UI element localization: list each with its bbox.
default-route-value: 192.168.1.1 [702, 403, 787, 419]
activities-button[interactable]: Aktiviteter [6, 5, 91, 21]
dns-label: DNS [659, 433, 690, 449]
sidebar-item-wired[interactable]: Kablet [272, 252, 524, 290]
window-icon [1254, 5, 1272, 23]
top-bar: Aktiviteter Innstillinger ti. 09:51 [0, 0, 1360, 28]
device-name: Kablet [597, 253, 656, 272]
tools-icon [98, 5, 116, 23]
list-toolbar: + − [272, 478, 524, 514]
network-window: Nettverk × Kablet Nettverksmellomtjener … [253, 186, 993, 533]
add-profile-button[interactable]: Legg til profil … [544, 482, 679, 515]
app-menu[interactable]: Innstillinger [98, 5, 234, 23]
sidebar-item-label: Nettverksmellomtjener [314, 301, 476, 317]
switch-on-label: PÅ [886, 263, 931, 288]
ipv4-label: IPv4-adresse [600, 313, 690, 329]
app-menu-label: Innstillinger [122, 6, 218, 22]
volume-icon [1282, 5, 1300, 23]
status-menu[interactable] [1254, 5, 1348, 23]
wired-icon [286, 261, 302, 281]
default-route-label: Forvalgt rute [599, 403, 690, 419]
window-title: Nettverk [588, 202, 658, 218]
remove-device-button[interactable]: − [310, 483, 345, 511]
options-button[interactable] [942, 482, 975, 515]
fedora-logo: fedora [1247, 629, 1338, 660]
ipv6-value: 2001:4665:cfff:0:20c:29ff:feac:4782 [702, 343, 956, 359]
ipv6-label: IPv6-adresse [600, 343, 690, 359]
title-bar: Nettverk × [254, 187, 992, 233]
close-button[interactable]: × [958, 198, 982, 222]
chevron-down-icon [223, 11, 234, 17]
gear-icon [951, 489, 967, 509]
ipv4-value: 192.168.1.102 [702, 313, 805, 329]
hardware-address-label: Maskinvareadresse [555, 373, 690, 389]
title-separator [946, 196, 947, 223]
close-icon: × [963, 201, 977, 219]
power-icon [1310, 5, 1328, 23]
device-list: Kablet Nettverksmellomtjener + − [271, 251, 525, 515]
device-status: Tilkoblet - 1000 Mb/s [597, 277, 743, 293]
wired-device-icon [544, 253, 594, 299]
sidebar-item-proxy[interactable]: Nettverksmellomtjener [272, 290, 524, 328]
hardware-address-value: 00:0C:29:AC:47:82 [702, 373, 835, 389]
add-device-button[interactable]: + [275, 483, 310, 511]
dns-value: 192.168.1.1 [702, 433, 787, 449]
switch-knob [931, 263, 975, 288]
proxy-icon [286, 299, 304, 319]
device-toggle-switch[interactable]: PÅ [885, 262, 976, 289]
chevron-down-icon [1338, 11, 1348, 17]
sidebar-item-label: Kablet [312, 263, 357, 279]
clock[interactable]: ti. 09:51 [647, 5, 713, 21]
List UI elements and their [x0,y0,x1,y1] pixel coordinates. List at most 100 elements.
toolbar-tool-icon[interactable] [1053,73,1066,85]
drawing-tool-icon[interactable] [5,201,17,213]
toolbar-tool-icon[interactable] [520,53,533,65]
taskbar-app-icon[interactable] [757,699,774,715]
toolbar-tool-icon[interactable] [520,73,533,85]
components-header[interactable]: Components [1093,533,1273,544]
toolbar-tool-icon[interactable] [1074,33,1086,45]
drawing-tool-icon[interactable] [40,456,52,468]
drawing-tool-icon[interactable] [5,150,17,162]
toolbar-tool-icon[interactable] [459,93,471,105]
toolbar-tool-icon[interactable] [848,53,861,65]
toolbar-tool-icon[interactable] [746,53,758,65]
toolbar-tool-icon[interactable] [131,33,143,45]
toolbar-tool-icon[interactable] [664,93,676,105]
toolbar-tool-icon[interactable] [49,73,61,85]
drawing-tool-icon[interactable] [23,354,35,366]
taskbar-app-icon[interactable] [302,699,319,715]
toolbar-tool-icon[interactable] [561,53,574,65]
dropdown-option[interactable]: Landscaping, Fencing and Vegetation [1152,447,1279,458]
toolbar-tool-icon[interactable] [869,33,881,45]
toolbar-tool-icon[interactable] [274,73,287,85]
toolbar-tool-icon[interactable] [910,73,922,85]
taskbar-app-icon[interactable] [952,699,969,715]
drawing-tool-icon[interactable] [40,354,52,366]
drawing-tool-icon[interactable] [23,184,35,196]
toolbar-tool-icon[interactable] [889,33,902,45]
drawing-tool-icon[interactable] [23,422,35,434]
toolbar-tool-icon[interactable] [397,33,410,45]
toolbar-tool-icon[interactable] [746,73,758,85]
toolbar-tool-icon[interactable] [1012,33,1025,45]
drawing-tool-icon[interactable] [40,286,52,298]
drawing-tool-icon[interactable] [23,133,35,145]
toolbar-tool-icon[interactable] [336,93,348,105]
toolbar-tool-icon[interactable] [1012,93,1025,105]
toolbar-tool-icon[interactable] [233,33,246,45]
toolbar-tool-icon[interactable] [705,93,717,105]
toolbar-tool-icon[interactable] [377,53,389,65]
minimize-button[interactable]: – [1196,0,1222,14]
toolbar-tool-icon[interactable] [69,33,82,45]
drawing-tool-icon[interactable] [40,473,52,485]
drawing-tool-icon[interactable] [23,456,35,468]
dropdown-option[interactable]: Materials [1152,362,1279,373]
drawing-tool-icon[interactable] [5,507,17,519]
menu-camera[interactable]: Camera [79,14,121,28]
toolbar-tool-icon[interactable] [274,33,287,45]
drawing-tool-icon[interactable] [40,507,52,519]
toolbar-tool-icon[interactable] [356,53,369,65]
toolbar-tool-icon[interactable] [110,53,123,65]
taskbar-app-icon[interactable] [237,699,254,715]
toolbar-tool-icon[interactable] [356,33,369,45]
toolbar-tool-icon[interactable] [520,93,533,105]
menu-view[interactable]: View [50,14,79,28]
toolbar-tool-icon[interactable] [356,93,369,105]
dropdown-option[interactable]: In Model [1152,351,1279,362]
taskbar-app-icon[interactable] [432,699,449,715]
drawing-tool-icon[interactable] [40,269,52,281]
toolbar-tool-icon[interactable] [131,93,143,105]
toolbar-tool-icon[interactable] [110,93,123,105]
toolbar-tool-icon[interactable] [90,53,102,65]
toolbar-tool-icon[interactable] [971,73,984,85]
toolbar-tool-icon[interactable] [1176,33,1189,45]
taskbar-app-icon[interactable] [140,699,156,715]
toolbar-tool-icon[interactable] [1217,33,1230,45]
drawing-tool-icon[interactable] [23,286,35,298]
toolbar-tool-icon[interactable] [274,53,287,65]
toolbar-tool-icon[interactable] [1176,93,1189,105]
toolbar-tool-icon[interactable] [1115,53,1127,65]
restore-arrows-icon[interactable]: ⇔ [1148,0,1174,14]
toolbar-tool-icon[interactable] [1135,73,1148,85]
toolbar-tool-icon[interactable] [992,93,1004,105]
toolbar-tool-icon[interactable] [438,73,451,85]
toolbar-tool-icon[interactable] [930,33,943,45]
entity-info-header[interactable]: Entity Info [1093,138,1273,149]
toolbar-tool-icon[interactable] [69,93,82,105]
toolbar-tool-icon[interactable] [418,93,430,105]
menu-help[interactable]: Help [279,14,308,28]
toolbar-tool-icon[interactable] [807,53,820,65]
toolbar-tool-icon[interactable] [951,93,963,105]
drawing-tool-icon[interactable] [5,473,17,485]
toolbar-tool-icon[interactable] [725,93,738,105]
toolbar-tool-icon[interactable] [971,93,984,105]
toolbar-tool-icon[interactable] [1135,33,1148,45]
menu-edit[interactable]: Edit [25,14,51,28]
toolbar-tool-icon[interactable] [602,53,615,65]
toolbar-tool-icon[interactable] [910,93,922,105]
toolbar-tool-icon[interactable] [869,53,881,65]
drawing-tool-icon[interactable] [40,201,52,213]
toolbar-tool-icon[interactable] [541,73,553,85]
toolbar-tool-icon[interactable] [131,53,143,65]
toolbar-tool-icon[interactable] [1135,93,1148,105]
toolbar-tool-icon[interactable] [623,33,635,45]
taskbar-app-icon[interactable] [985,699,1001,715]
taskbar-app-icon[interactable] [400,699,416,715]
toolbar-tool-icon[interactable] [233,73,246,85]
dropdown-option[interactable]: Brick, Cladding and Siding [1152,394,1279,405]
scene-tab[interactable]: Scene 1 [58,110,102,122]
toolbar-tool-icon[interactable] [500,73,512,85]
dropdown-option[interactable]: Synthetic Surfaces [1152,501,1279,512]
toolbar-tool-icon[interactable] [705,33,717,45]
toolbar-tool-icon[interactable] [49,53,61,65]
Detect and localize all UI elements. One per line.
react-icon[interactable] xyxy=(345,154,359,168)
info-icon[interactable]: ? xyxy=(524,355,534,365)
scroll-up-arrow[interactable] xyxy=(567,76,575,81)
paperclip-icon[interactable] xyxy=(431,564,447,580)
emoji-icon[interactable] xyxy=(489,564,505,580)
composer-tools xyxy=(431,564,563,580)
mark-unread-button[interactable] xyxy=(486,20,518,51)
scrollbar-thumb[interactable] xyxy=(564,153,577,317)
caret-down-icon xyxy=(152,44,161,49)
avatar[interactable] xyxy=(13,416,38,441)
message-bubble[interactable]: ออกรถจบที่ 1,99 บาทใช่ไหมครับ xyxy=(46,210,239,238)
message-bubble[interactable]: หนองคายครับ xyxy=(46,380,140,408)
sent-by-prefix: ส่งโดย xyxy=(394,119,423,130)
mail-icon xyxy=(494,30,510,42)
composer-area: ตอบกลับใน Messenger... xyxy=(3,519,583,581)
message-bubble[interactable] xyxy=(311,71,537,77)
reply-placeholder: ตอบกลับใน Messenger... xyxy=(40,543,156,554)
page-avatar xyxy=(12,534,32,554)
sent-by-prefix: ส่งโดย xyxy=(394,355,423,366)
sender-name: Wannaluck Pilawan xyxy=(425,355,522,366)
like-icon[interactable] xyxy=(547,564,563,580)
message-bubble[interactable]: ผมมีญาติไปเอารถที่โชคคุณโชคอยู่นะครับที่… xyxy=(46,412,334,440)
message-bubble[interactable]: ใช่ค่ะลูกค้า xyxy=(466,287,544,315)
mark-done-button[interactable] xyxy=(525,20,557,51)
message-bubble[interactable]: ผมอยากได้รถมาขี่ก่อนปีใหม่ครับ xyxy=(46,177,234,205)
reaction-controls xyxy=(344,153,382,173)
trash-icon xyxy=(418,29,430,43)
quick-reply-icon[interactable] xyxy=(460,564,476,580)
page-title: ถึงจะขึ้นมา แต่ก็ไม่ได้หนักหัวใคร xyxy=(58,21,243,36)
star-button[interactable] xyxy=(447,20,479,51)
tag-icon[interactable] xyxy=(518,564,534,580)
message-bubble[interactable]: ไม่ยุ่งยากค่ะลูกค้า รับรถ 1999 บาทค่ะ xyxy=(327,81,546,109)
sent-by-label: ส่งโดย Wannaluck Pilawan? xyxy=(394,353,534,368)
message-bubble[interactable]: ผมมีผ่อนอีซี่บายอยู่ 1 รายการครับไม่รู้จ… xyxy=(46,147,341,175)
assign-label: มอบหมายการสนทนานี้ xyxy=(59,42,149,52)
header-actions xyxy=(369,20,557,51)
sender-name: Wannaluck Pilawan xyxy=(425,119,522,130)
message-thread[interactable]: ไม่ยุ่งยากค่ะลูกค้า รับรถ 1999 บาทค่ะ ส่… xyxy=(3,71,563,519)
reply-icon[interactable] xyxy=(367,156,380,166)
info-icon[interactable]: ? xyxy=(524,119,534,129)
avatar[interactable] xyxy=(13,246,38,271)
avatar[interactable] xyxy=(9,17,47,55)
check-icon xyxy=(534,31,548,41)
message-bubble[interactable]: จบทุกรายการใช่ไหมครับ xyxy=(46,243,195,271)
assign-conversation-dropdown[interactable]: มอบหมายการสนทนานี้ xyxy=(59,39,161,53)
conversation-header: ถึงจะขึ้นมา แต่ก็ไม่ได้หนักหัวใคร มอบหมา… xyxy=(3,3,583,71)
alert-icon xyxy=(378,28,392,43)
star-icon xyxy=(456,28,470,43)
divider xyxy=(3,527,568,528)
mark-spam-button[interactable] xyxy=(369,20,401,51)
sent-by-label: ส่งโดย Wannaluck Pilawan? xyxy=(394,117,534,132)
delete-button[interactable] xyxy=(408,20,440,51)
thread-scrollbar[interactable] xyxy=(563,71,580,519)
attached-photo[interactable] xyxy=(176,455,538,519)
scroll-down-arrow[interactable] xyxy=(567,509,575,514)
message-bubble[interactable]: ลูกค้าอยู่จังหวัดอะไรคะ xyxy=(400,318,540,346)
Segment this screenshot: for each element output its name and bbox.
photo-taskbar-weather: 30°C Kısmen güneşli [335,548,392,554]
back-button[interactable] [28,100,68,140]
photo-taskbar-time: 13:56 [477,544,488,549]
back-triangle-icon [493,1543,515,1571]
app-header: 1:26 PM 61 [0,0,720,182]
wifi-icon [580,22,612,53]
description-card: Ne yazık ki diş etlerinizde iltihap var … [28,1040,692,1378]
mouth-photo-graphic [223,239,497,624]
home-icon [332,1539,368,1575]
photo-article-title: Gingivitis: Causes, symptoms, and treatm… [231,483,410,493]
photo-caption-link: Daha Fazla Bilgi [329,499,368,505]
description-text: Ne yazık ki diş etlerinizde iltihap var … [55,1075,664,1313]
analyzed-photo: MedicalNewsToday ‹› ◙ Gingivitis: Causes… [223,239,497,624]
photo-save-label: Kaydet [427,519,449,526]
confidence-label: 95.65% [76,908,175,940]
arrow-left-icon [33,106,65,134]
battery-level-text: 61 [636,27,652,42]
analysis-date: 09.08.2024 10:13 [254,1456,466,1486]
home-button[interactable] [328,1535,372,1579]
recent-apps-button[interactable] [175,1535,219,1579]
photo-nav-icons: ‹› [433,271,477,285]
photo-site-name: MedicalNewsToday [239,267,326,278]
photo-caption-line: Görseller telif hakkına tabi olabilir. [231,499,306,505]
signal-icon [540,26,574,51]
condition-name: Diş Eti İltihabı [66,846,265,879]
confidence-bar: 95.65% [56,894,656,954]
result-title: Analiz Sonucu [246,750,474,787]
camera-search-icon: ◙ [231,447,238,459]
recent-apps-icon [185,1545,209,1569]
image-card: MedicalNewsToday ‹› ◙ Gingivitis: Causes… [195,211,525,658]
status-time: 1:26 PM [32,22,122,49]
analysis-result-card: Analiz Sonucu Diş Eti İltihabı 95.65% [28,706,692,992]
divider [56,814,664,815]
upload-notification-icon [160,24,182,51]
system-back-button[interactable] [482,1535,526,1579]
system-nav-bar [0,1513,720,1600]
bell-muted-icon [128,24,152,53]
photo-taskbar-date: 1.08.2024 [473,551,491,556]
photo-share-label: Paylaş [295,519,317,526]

§ §

What you have to do | Print the records from the start through the line containing "switch-on-label: PÅ [886, 263, 931, 288]", both ends included, and reproduce each of those lines verbatim.

Solution |
UI element localization: list each with its bbox.
default-route-value: 192.168.1.1 [702, 403, 787, 419]
activities-button[interactable]: Aktiviteter [6, 5, 91, 21]
dns-label: DNS [659, 433, 690, 449]
sidebar-item-wired[interactable]: Kablet [272, 252, 524, 290]
window-icon [1254, 5, 1272, 23]
top-bar: Aktiviteter Innstillinger ti. 09:51 [0, 0, 1360, 28]
device-name: Kablet [597, 253, 656, 272]
tools-icon [98, 5, 116, 23]
list-toolbar: + − [272, 478, 524, 514]
network-window: Nettverk × Kablet Nettverksmellomtjener … [253, 186, 993, 533]
add-profile-button[interactable]: Legg til profil … [544, 482, 679, 515]
app-menu[interactable]: Innstillinger [98, 5, 234, 23]
sidebar-item-label: Nettverksmellomtjener [314, 301, 476, 317]
switch-on-label: PÅ [886, 263, 931, 288]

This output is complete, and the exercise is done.